### GOAL
Copy every line of the entries that includes the word "учреждений".
######
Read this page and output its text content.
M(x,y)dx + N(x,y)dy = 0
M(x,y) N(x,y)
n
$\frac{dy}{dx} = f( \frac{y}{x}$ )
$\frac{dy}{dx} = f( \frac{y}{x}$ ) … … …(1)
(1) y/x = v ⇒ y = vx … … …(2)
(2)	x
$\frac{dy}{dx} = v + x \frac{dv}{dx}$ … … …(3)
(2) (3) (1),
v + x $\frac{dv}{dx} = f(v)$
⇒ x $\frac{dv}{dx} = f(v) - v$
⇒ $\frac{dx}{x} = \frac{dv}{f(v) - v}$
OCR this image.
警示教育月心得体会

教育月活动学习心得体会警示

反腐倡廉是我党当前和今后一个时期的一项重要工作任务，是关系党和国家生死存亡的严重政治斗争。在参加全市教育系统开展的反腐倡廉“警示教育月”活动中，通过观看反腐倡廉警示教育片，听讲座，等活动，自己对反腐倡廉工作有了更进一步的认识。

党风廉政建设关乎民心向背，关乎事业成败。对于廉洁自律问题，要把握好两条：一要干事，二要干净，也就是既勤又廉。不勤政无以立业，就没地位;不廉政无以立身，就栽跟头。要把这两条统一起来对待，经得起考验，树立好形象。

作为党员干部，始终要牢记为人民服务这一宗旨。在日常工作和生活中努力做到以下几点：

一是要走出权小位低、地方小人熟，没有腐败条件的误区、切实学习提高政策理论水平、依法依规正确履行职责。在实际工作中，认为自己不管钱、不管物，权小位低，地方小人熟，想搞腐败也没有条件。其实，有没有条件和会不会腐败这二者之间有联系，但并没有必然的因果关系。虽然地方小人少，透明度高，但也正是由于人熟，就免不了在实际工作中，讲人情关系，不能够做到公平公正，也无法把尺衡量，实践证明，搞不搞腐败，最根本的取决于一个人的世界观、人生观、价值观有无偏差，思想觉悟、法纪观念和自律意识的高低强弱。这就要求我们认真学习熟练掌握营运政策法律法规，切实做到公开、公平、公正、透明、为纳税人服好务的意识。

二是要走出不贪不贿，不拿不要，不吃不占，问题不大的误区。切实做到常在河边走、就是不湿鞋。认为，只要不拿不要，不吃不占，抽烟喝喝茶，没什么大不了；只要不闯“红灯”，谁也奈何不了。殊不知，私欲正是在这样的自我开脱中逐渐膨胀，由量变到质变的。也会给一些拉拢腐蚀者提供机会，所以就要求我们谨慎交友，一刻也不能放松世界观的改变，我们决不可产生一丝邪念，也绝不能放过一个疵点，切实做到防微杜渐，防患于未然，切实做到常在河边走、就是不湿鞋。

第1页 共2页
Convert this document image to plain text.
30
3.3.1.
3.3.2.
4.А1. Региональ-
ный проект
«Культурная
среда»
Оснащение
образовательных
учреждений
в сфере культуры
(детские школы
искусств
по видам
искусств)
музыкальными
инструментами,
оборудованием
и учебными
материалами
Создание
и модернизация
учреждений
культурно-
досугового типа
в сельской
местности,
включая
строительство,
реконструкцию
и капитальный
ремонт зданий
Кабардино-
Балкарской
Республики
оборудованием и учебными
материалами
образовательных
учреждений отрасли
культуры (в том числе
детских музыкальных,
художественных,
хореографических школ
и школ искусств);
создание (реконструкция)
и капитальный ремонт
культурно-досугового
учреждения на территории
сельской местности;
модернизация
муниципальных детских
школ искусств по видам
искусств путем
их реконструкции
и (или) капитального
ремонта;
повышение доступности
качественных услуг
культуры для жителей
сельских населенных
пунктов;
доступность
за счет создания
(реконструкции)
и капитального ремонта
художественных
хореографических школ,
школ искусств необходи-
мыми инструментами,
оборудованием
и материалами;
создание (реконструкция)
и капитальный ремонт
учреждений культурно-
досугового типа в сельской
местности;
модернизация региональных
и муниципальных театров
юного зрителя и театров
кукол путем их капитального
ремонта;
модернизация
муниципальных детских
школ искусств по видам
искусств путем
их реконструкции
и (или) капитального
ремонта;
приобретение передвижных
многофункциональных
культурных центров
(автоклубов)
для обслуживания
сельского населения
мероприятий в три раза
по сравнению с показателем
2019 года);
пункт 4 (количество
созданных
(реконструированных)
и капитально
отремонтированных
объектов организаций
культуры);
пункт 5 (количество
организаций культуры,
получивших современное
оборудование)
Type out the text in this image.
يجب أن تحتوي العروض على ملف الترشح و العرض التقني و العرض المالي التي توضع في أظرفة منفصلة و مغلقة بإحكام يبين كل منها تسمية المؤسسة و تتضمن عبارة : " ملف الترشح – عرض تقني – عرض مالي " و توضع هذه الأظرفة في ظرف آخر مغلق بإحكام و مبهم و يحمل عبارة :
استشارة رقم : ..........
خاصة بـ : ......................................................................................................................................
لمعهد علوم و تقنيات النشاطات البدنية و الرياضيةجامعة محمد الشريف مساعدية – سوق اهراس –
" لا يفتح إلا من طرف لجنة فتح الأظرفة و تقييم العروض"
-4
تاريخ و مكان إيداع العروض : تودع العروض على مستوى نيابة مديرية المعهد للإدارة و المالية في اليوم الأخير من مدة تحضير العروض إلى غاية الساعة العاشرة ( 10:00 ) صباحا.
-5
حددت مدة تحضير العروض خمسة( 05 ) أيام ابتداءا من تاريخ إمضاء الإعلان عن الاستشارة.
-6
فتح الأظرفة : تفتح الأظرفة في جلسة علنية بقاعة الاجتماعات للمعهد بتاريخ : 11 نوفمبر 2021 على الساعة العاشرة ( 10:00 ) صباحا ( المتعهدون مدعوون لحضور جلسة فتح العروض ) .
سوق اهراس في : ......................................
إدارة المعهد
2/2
######
### REPLY
учреждений
учреждений
учреждений отрасли
учреждений культурно-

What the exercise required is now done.